### Stored entries
=-=-=-=-=
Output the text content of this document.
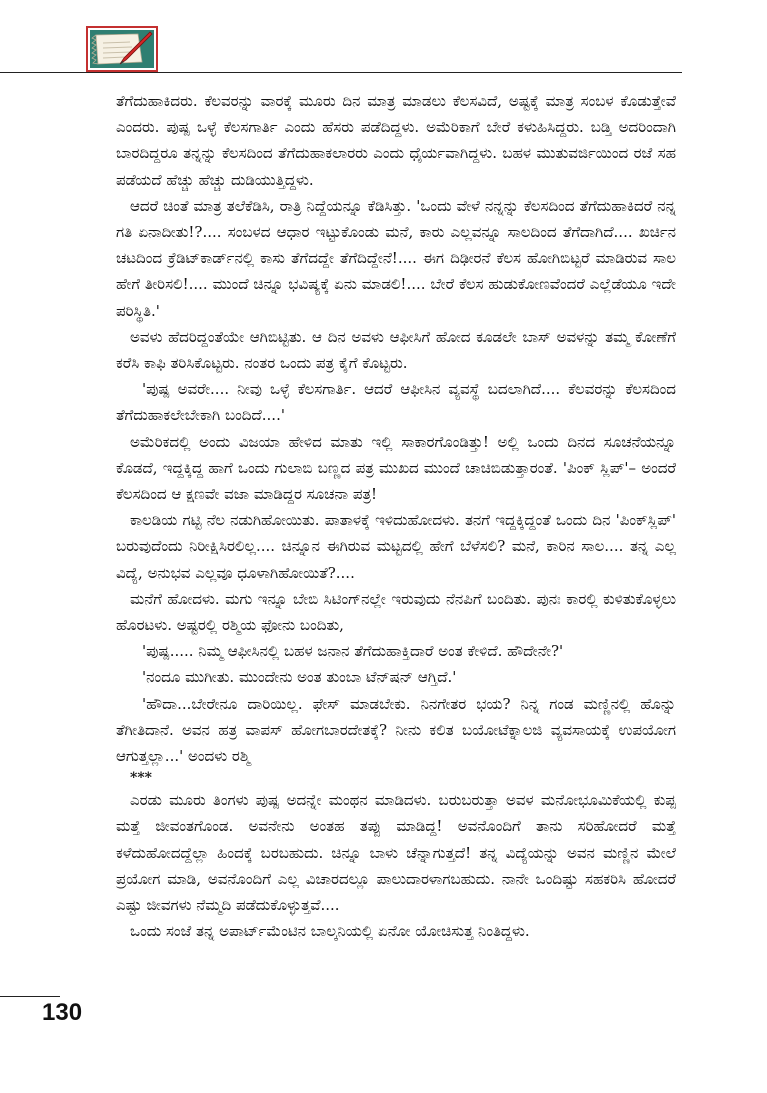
ತೆಗೆದುಹಾಕಿದರು. ಕೆಲವರನ್ನು ವಾರಕ್ಕೆ ಮೂರು ದಿನ ಮಾತ್ರ ಮಾಡಲು ಕೆಲಸವಿದೆ, ಅಷ್ಟಕ್ಕೆ ಮಾತ್ರ ಸಂಬಳ ಕೊಡುತ್ತೇವೆ ಎಂದರು. ಪುಷ್ಪ ಒಳ್ಳೆ ಕೆಲಸಗಾರ್ತಿ ಎಂದು ಹೆಸರು ಪಡೆದಿದ್ದಳು. ಅಮೆರಿಕಾಗೆ ಬೇರೆ ಕಳುಹಿಸಿದ್ದರು. ಬಡ್ತಿ ಅದರಿಂದಾಗಿ ಬಾರದಿದ್ದರೂ ತನ್ನನ್ನು ಕೆಲಸದಿಂದ ತೆಗೆದುಹಾಕಲಾರರು ಎಂದು ಧೈರ್ಯವಾಗಿದ್ದಳು. ಬಹಳ ಮುತುವರ್ಜಿಯಿಂದ ರಜೆ ಸಹ ಪಡೆಯದೆ ಹೆಚ್ಚು ಹೆಚ್ಚು ದುಡಿಯುತ್ತಿದ್ದಳು.

ಆದರೆ ಚಿಂತೆ ಮಾತ್ರ ತಲೆಕೆಡಿಸಿ, ರಾತ್ರಿ ನಿದ್ದೆಯನ್ನೂ ಕೆಡಿಸಿತ್ತು. 'ಒಂದು ವೇಳೆ ನನ್ನನ್ನು ಕೆಲಸದಿಂದ ತೆಗೆದುಹಾಕಿದರೆ ನನ್ನ ಗತಿ ಏನಾದೀತು!?.... ಸಂಬಳದ ಆಧಾರ ಇಟ್ಟುಕೊಂಡು ಮನೆ, ಕಾರು ಎಲ್ಲವನ್ನೂ ಸಾಲದಿಂದ ತೆಗೆದಾಗಿದೆ.... ಖರ್ಚಿನ ಚಟದಿಂದ ಕ್ರೆಡಿಟ್‌ಕಾರ್ಡ್‌ನಲ್ಲಿ ಕಾಸು ತೆಗೆದದ್ದೇ ತೆಗೆದಿದ್ದೇನೆ!.... ಈಗ ದಿಢೀರನೆ ಕೆಲಸ ಹೋಗಿಬಿಟ್ಟರೆ ಮಾಡಿರುವ ಸಾಲ ಹೇಗೆ ತೀರಿಸಲಿ!.... ಮುಂದೆ ಚಿನ್ನೂ ಭವಿಷ್ಯಕ್ಕೆ ಏನು ಮಾಡಲಿ!.... ಬೇರೆ ಕೆಲಸ ಹುಡುಕೋಣವೆಂದರೆ ಎಲ್ಲೆಡೆಯೂ ಇದೇ ಪರಿಸ್ಥಿತಿ.'

ಅವಳು ಹೆದರಿದ್ದಂತೆಯೇ ಆಗಿಬಿಟ್ಟಿತು. ಆ ದಿನ ಅವಳು ಆಫೀಸಿಗೆ ಹೋದ ಕೂಡಲೇ ಬಾಸ್ ಅವಳನ್ನು ತಮ್ಮ ಕೋಣೆಗೆ ಕರೆಸಿ ಕಾಫಿ ತರಿಸಿಕೊಟ್ಟರು. ನಂತರ ಒಂದು ಪತ್ರ ಕೈಗೆ ಕೊಟ್ಟರು.

'ಪುಷ್ಪ ಅವರೇ.... ನೀವು ಒಳ್ಳೆ ಕೆಲಸಗಾರ್ತಿ. ಆದರೆ ಆಫೀಸಿನ ವ್ಯವಸ್ಥೆ ಬದಲಾಗಿದೆ.... ಕೆಲವರನ್ನು ಕೆಲಸದಿಂದ ತೆಗೆದುಹಾಕಲೇಬೇಕಾಗಿ ಬಂದಿದೆ....'

ಅಮೆರಿಕದಲ್ಲಿ ಅಂದು ವಿಜಯಾ ಹೇಳಿದ ಮಾತು ಇಲ್ಲಿ ಸಾಕಾರಗೊಂಡಿತ್ತು! ಅಲ್ಲಿ ಒಂದು ದಿನದ ಸೂಚನೆಯನ್ನೂ ಕೊಡದೆ, ಇದ್ದಕ್ಕಿದ್ದ ಹಾಗೆ ಒಂದು ಗುಲಾಬಿ ಬಣ್ಣದ ಪತ್ರ ಮುಖದ ಮುಂದೆ ಚಾಚಿಬಿಡುತ್ತಾರಂತೆ. 'ಪಿಂಕ್ ಸ್ಲಿಪ್'– ಅಂದರೆ ಕೆಲಸದಿಂದ ಆ ಕ್ಷಣವೇ ವಜಾ ಮಾಡಿದ್ದರ ಸೂಚನಾ ಪತ್ರ!

ಕಾಲಡಿಯ ಗಟ್ಟಿ ನೆಲ ನಡುಗಿಹೋಯಿತು. ಪಾತಾಳಕ್ಕೆ ಇಳಿದುಹೋದಳು. ತನಗೆ ಇದ್ದಕ್ಕಿದ್ದಂತೆ ಒಂದು ದಿನ 'ಪಿಂಕ್‌ಸ್ಲಿಪ್' ಬರುವುದೆಂದು ನಿರೀಕ್ಷಿಸಿರಲಿಲ್ಲ.... ಚಿನ್ನೂನ ಈಗಿರುವ ಮಟ್ಟದಲ್ಲಿ ಹೇಗೆ ಬೆಳೆಸಲಿ? ಮನೆ, ಕಾರಿನ ಸಾಲ.... ತನ್ನ ಎಲ್ಲ ವಿದ್ಯೆ, ಅನುಭವ ಎಲ್ಲವೂ ಧೂಳಾಗಿಹೋಯಿತೆ?....

ಮನೆಗೆ ಹೋದಳು. ಮಗು ಇನ್ನೂ ಬೇಬಿ ಸಿಟಿಂಗ್‌ನಲ್ಲೇ ಇರುವುದು ನೆನಪಿಗೆ ಬಂದಿತು. ಪುನಃ ಕಾರಲ್ಲಿ ಕುಳಿತುಕೊಳ್ಳಲು ಹೊರಟಳು. ಅಷ್ಟರಲ್ಲಿ ರಶ್ಮಿಯ ಫೋನು ಬಂದಿತು,

'ಪುಷ್ಪ..... ನಿಮ್ಮ ಆಫೀಸಿನಲ್ಲಿ ಬಹಳ ಜನಾನ ತೆಗೆದುಹಾಕ್ತಿದಾರೆ ಅಂತ ಕೇಳಿದೆ. ಹೌದೇನೇ?'

'ನಂದೂ ಮುಗೀತು. ಮುಂದೇನು ಅಂತ ತುಂಬಾ ಟೆನ್‌ಷನ್ ಆಗ್ತಿದೆ.'

'ಹೌದಾ...ಬೇರೇನೂ ದಾರಿಯಿಲ್ಲ. ಫೇಸ್ ಮಾಡಬೇಕು. ನಿನಗೇತರ ಭಯ? ನಿನ್ನ ಗಂಡ ಮಣ್ಣಿನಲ್ಲಿ ಹೊನ್ನು ತೆಗೀತಿದಾನೆ. ಅವನ ಹತ್ರ ವಾಪಸ್ ಹೋಗಬಾರದೇತಕ್ಕೆ? ನೀನು ಕಲಿತ ಬಯೋಟೆಕ್ನಾಲಜಿ ವ್ಯವಸಾಯಕ್ಕೆ ಉಪಯೋಗ ಆಗುತ್ತಲ್ಲಾ...' ಅಂದಳು ರಶ್ಮಿ

***

ಎರಡು ಮೂರು ತಿಂಗಳು ಪುಷ್ಪ ಅದನ್ನೇ ಮಂಥನ ಮಾಡಿದಳು. ಬರುಬರುತ್ತಾ ಅವಳ ಮನೋಭೂಮಿಕೆಯಲ್ಲಿ ಕುಪ್ಪ ಮತ್ತೆ ಜೀವಂತಗೊಂಡ. ಅವನೇನು ಅಂತಹ ತಪ್ಪು ಮಾಡಿದ್ದ! ಅವನೊಂದಿಗೆ ತಾನು ಸರಿಹೋದರೆ ಮತ್ತೆ ಕಳೆದುಹೋದದ್ದೆಲ್ಲಾ ಹಿಂದಕ್ಕೆ ಬರಬಹುದು. ಚಿನ್ನೂ ಬಾಳು ಚೆನ್ನಾಗುತ್ತದೆ! ತನ್ನ ವಿದ್ಯೆಯನ್ನು ಅವನ ಮಣ್ಣಿನ ಮೇಲೆ ಪ್ರಯೋಗ ಮಾಡಿ, ಅವನೊಂದಿಗೆ ಎಲ್ಲ ವಿಚಾರದಲ್ಲೂ ಪಾಲುದಾರಳಾಗಬಹುದು. ನಾನೇ ಒಂದಿಷ್ಟು ಸಹಕರಿಸಿ ಹೋದರೆ ಎಷ್ಟು ಜೀವಗಳು ನೆಮ್ಮದಿ ಪಡೆದುಕೊಳ್ಳುತ್ತವೆ....

ಒಂದು ಸಂಜೆ ತನ್ನ ಅಪಾರ್ಟ್‌ಮೆಂಟಿನ ಬಾಲ್ಕನಿಯಲ್ಲಿ ಏನೋ ಯೋಚಿಸುತ್ತ ನಿಂತಿದ್ದಳು.

130
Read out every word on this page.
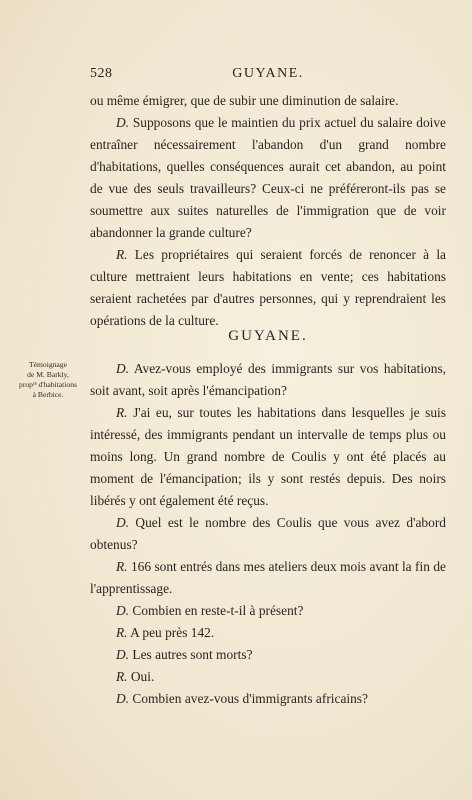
528	GUYANE.

ou même émigrer, que de subir une diminution de salaire.

D. Supposons que le maintien du prix actuel du salaire doive entraîner nécessairement l'abandon d'un grand nombre d'habitations, quelles conséquences aurait cet abandon, au point de vue des seuls travailleurs? Ceux-ci ne préféreront-ils pas se soumettre aux suites naturelles de l'immigration que de voir abandonner la grande culture?

R. Les propriétaires qui seraient forcés de renoncer à la culture mettraient leurs habitations en vente; ces habitations seraient rachetées par d'autres personnes, qui y reprendraient les opérations de la culture.

GUYANE.
Témoignage
de M. Barkly,
propʳᵉ d'habitations
à Berbice.

D. Avez-vous employé des immigrants sur vos habitations, soit avant, soit après l'émancipation?

R. J'ai eu, sur toutes les habitations dans lesquelles je suis intéressé, des immigrants pendant un intervalle de temps plus ou moins long. Un grand nombre de Coulis y ont été placés au moment de l'émancipation; ils y sont restés depuis. Des noirs libérés y ont également été reçus.

D. Quel est le nombre des Coulis que vous avez d'abord obtenus?

R. 166 sont entrés dans mes ateliers deux mois avant la fin de l'apprentissage.

D. Combien en reste-t-il à présent?

R. A peu près 142.

D. Les autres sont morts?

R. Oui.

D. Combien avez-vous d'immigrants africains?
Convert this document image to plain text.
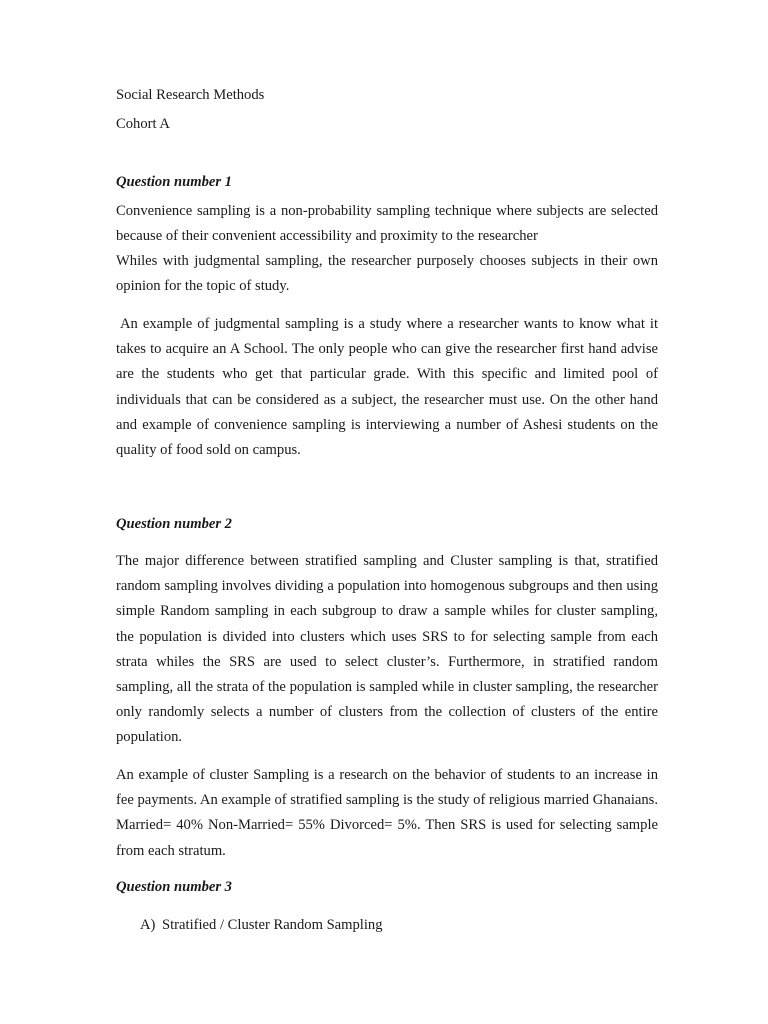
Social Research Methods
Cohort A
Question number 1
Convenience sampling is a non-probability sampling technique where subjects are selected because of their convenient accessibility and proximity to the researcher
Whiles with judgmental sampling, the researcher purposely chooses subjects in their own opinion for the topic of study.
An example of judgmental sampling is a study where a researcher wants to know what it takes to acquire an A School. The only people who can give the researcher first hand advise are the students who get that particular grade. With this specific and limited pool of individuals that can be considered as a subject, the researcher must use. On the other hand and example of convenience sampling is interviewing a number of Ashesi students on the quality of food sold on campus.
Question number 2
The major difference between stratified sampling and Cluster sampling is that, stratified random sampling involves dividing a population into homogenous subgroups and then using simple Random sampling in each subgroup to draw a sample whiles for cluster sampling, the population is divided into clusters which uses SRS to for selecting sample from each strata whiles the SRS are used to select cluster’s. Furthermore, in stratified random sampling, all the strata of the population is sampled while in cluster sampling, the researcher only randomly selects a number of clusters from the collection of clusters of the entire population.
An example of cluster Sampling is a research on the behavior of students to an increase in fee payments. An example of stratified sampling is the study of religious married Ghanaians. Married= 40% Non-Married= 55% Divorced= 5%. Then SRS is used for selecting sample from each stratum.
Question number 3
A) Stratified / Cluster Random Sampling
=-=-=-=-=
### Your task
Which lines hold the string "Question"? Copy all of them from the data above.

### Exercise response
Question number 1
Question number 2
Question number 3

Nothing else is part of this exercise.